**What to do**
Please lay out the lines from the one containing "data-cell [592,370,594,372]" through the one containing "y-tick-label: 20 [354,54,358,58]" as a Markdown table. Put a running number in an Index column and each line in an Entry column, leaving out any blank lines.

───── Record extracts ─────

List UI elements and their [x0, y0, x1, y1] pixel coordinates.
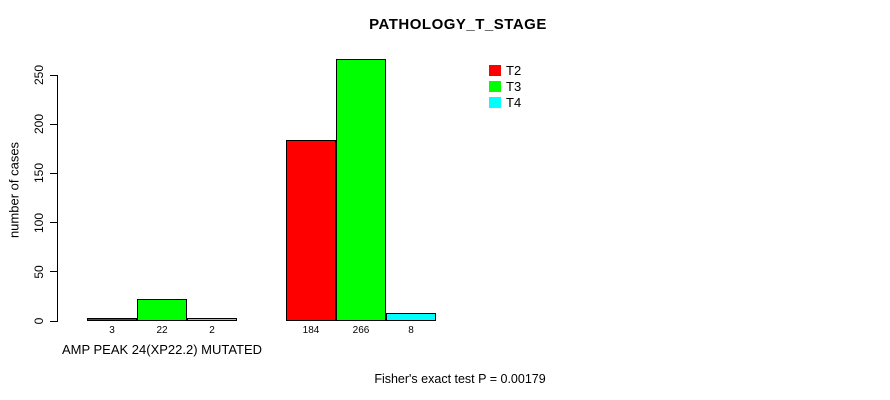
bar-t4-group1	[187, 318, 237, 321]
legend-swatch-t2	[489, 65, 501, 76]
legend-swatch-t4	[489, 96, 501, 108]
y-axis-tick-label: 150	[32, 163, 46, 184]
bar-value-label: 184	[302, 325, 320, 336]
fisher-test-footnote: Fisher's exact test P = 0.00179	[374, 372, 546, 386]
bar-t4-group2	[386, 313, 436, 321]
y-axis-tick	[50, 271, 57, 273]
y-axis-tick-label: 200	[32, 114, 46, 135]
y-axis-tick-label: 100	[32, 212, 46, 233]
y-axis-tick-label: 250	[32, 64, 46, 86]
bar-value-label: 8	[408, 325, 414, 336]
y-axis-tick	[50, 74, 57, 76]
x-category-label: AMP PEAK 24(XP22.2) MUTATED	[61, 342, 263, 357]
bar-value-label: 2	[209, 325, 215, 336]
bar-t2-group1	[87, 318, 137, 321]
y-axis-label: number of cases	[6, 141, 22, 239]
bar-t3-group1	[137, 299, 187, 321]
legend-swatch-t3	[489, 80, 501, 92]
bar-t2-group2	[286, 139, 336, 321]
legend-label-t4: T4	[506, 94, 522, 110]
y-axis-tick	[50, 222, 57, 224]
y-axis-tick	[50, 123, 57, 125]
y-axis-tick	[50, 172, 57, 174]
legend-label-t2: T2	[506, 63, 522, 78]
y-axis-tick	[50, 320, 57, 322]
bar-t3-group2	[336, 59, 386, 321]
y-axis-tick-label: 0	[32, 317, 46, 325]
bar-value-label: 3	[109, 325, 115, 336]
bar-value-label: 22	[156, 325, 168, 336]
legend-label-t3: T3	[506, 78, 522, 94]
y-axis-line	[57, 75, 58, 322]
y-axis-tick-label: 50	[32, 265, 46, 279]
chart-title: PATHOLOGY_T_STAGE	[369, 16, 547, 33]
bar-value-label: 266	[352, 325, 370, 336]
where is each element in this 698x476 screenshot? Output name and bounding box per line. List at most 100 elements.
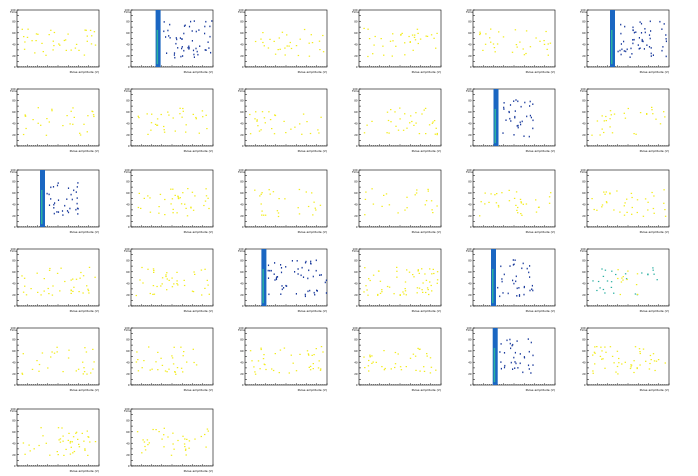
data-cell [592,370,594,372]
data-cell [176,367,179,369]
data-cell [91,35,93,37]
tail-cell [184,24,186,27]
plot-frame [472,248,556,307]
y-axis-label: Time [465,170,473,174]
y-axis-label: Time [579,10,587,14]
tail-cell [300,274,302,277]
tail-cell [662,46,664,48]
data-cell [318,132,320,134]
data-cell [157,369,159,371]
data-cell [604,346,606,348]
data-cell [164,370,167,372]
data-cell [624,202,626,204]
data-cell [594,346,596,348]
y-tick-label: 20 [354,54,358,58]
y-tick-label: 40 [354,202,358,206]
data-cell [135,294,137,297]
data-cell [397,353,399,355]
y-tick-label: 100 [581,87,586,91]
data-cell [646,113,648,115]
data-cell [73,450,76,453]
data-cell [152,428,154,431]
data-cell [71,441,73,443]
y-tick-label: 80 [126,338,130,342]
y-axis-label: Time [465,89,473,93]
tail-cell [46,192,48,195]
data-cell [163,131,166,133]
data-cell [515,44,518,46]
x-axis-label: Pulse amplitude (V) [526,149,555,153]
data-cell [147,444,149,446]
tail-cell [267,277,270,279]
data-cell [166,272,168,274]
y-tick-label: 40 [12,441,16,445]
data-cell [90,43,93,45]
data-cell [386,111,389,113]
data-cell [137,206,140,209]
data-cell [636,211,638,214]
data-cell [185,454,187,456]
y-tick-label: 80 [12,20,16,24]
y-tick-label: 80 [354,338,358,342]
tail-cell [529,289,531,292]
data-cell [299,353,301,355]
data-cell [601,358,603,360]
data-cell [602,275,605,277]
data-cell [288,45,290,47]
tail-cell [163,30,165,33]
tail-cell [523,293,525,296]
data-cell [260,347,262,349]
data-cell [87,290,90,292]
tail-cell [505,119,507,121]
tail-cell [281,288,283,291]
data-cell [421,289,423,291]
y-tick-label: 80 [240,99,244,103]
data-cell [430,366,433,368]
data-cell [89,441,91,443]
data-cell [401,32,403,34]
y-axis-label: Time [123,89,131,93]
data-cell [308,55,311,57]
data-cell [206,428,209,430]
y-tick-label: 0 [128,144,130,148]
data-cell [167,111,169,113]
data-cell [653,212,655,214]
y-tick-label: 60 [582,349,586,353]
tail-cell [522,262,524,265]
tail-cell [54,202,56,204]
data-cell [322,351,324,353]
tail-cell [61,210,64,212]
data-cell [78,49,80,51]
data-cell [271,128,273,130]
data-cell [603,191,605,193]
data-cell [204,268,206,270]
data-cell [83,440,85,442]
y-tick-label: 20 [582,372,586,376]
y-tick-label: 80 [468,180,472,184]
tail-cell [181,46,183,48]
data-cell [83,123,85,125]
y-tick-label: 40 [126,42,130,46]
data-cell [639,352,641,355]
tail-cell [296,260,298,262]
y-tick-label: 0 [242,304,244,308]
data-cell [183,279,185,281]
data-cell [496,43,499,45]
tail-cell [640,32,643,34]
y-tick-label: 20 [126,293,130,297]
tail-cell [513,263,515,266]
data-cell [433,272,435,275]
tail-cell [304,295,306,298]
data-cell [301,133,303,135]
y-tick-label: 60 [354,31,358,35]
y-tick-label: 0 [242,383,244,387]
data-cell [135,361,138,363]
data-cell [69,440,72,443]
data-cell [93,361,95,363]
data-cell [149,197,151,199]
data-cell [434,133,436,135]
data-cell [550,192,552,194]
tail-cell [209,25,211,28]
y-tick-label: 0 [584,65,586,69]
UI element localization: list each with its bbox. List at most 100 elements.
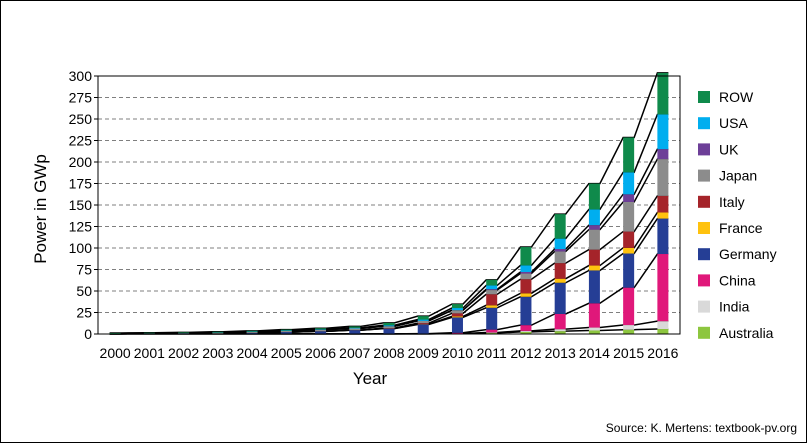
bar-segment-japan-2008 bbox=[384, 326, 395, 328]
bar-segment-india-2016 bbox=[657, 321, 668, 329]
bar-segment-germany-2007 bbox=[349, 330, 360, 334]
legend-swatch-usa bbox=[698, 117, 710, 129]
bar-segment-china-2012 bbox=[520, 325, 531, 331]
legend-label-row: ROW bbox=[719, 89, 754, 105]
bar-segment-row-2015 bbox=[623, 137, 634, 172]
bar-segment-china-2013 bbox=[555, 314, 566, 329]
bar-segment-usa-2016 bbox=[657, 114, 668, 149]
x-tick-label: 2015 bbox=[613, 345, 644, 361]
bar-segment-australia-2016 bbox=[657, 329, 668, 334]
bar-segment-japan-2009 bbox=[418, 321, 429, 323]
bar-segment-france-2013 bbox=[555, 279, 566, 283]
bar-segment-germany-2013 bbox=[555, 283, 566, 314]
bar-segment-japan-2004 bbox=[247, 332, 258, 333]
x-tick-label: 2006 bbox=[305, 345, 336, 361]
legend: ROWUSAUKJapanItalyFranceGermanyChinaIndi… bbox=[698, 89, 777, 341]
bar-segment-row-2000 bbox=[110, 333, 121, 334]
bar-segment-usa-2015 bbox=[623, 172, 634, 194]
legend-swatch-france bbox=[698, 222, 710, 234]
source-note: Source: K. Mertens: textbook-pv.org bbox=[606, 421, 797, 435]
bar-segment-india-2015 bbox=[623, 325, 634, 330]
y-tick-label: 150 bbox=[69, 197, 93, 213]
y-tick-label: 75 bbox=[76, 262, 92, 278]
bar-segment-usa-2008 bbox=[384, 325, 395, 326]
legend-label-australia: Australia bbox=[719, 325, 774, 341]
bar-segment-germany-2006 bbox=[315, 331, 326, 333]
cumulative-line-germany bbox=[110, 219, 669, 334]
legend-swatch-india bbox=[698, 301, 710, 313]
bar-segment-japan-2013 bbox=[555, 251, 566, 263]
bar-segment-japan-2014 bbox=[589, 230, 600, 250]
y-tick-label: 100 bbox=[69, 240, 93, 256]
y-tick-label: 250 bbox=[69, 111, 93, 127]
bar-segment-uk-2012 bbox=[520, 272, 531, 274]
x-tick-label: 2016 bbox=[647, 345, 678, 361]
bar-segment-italy-2015 bbox=[623, 232, 634, 248]
y-tick-label: 300 bbox=[69, 68, 93, 84]
legend-label-france: France bbox=[719, 220, 763, 236]
bar-segment-australia-2014 bbox=[589, 330, 600, 334]
x-tick-label: 2002 bbox=[168, 345, 199, 361]
x-tick-label: 2012 bbox=[510, 345, 541, 361]
bar-segment-germany-2016 bbox=[657, 219, 668, 254]
cumulative-line-china bbox=[110, 254, 669, 334]
x-tick-label: 2005 bbox=[271, 345, 302, 361]
legend-label-india: India bbox=[719, 299, 750, 315]
y-tick-label: 25 bbox=[76, 305, 92, 321]
bar-segment-japan-2011 bbox=[486, 290, 497, 294]
bar-segment-germany-2014 bbox=[589, 270, 600, 303]
bar-segment-india-2012 bbox=[520, 331, 531, 332]
bar-segment-usa-2007 bbox=[349, 328, 360, 329]
bar-segment-germany-2010 bbox=[452, 317, 463, 332]
legend-swatch-australia bbox=[698, 327, 710, 339]
x-tick-label: 2010 bbox=[442, 345, 473, 361]
cumulative-line-row bbox=[110, 73, 669, 333]
x-tick-label: 2007 bbox=[339, 345, 370, 361]
cumulative-lines bbox=[110, 73, 669, 334]
bar-segment-germany-2012 bbox=[520, 297, 531, 325]
bar-segment-italy-2009 bbox=[418, 323, 429, 324]
bar-segment-row-2005 bbox=[281, 330, 292, 331]
bar-segment-row-2003 bbox=[212, 332, 223, 333]
x-tick-label: 2001 bbox=[134, 345, 165, 361]
bar-segment-italy-2011 bbox=[486, 294, 497, 305]
bar-segment-row-2002 bbox=[178, 332, 189, 333]
bar-segment-usa-2011 bbox=[486, 285, 497, 289]
bar-segment-uk-2014 bbox=[589, 225, 600, 229]
bar-segment-australia-2015 bbox=[623, 330, 634, 334]
bars bbox=[110, 73, 669, 334]
y-tick-label: 0 bbox=[84, 326, 92, 342]
bar-segment-japan-2015 bbox=[623, 202, 634, 232]
bar-segment-usa-2010 bbox=[452, 308, 463, 310]
bar-segment-china-2010 bbox=[452, 333, 463, 334]
legend-label-usa: USA bbox=[719, 115, 748, 131]
bar-segment-france-2016 bbox=[657, 212, 668, 218]
cumulative-line-japan bbox=[110, 159, 669, 333]
x-tick-label: 2003 bbox=[202, 345, 233, 361]
x-tick-label: 2008 bbox=[373, 345, 404, 361]
bar-segment-uk-2016 bbox=[657, 149, 668, 159]
bar-segment-france-2015 bbox=[623, 248, 634, 254]
bar-segment-usa-2006 bbox=[315, 329, 326, 330]
cumulative-line-usa bbox=[110, 114, 669, 333]
bar-segment-japan-2006 bbox=[315, 330, 326, 331]
legend-label-china: China bbox=[719, 272, 756, 288]
bar-segment-uk-2013 bbox=[555, 249, 566, 251]
bar-segment-row-2007 bbox=[349, 326, 360, 327]
bar-segment-usa-2012 bbox=[520, 265, 531, 272]
bar-segment-italy-2012 bbox=[520, 279, 531, 293]
bar-segment-germany-2008 bbox=[384, 329, 395, 334]
bar-segment-row-2008 bbox=[384, 323, 395, 325]
bar-segment-india-2014 bbox=[589, 328, 600, 331]
bar-segment-row-2009 bbox=[418, 316, 429, 319]
bar-segment-france-2014 bbox=[589, 266, 600, 271]
bar-segment-japan-2010 bbox=[452, 310, 463, 313]
x-tick-label: 2011 bbox=[477, 345, 507, 361]
bar-segment-france-2012 bbox=[520, 293, 531, 296]
bar-segment-italy-2013 bbox=[555, 263, 566, 279]
legend-label-japan: Japan bbox=[719, 168, 757, 184]
x-tick-label: 2009 bbox=[408, 345, 439, 361]
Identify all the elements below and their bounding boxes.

─────

**Task output**
| Index | Entry |
|---|---|
| 1 | data-cell [592,370,594,372] |
| 2 | data-cell [176,367,179,369] |
| 3 | data-cell [91,35,93,37] |
| 4 | tail-cell [184,24,186,27] |
| 5 | plot-frame [472,248,556,307] |
| 6 | y-axis-label: Time [465,170,473,174] |
| 7 | y-axis-label: Time [579,10,587,14] |
| 8 | tail-cell [300,274,302,277] |
| 9 | tail-cell [662,46,664,48] |
| 10 | data-cell [318,132,320,134] |
| 11 | data-cell [157,369,159,371] |
| 12 | data-cell [604,346,606,348] |
| 13 | data-cell [164,370,167,372] |
| 14 | data-cell [624,202,626,204] |
| 15 | data-cell [594,346,596,348] |
| 16 | y-tick-label: 20 [354,54,358,58] |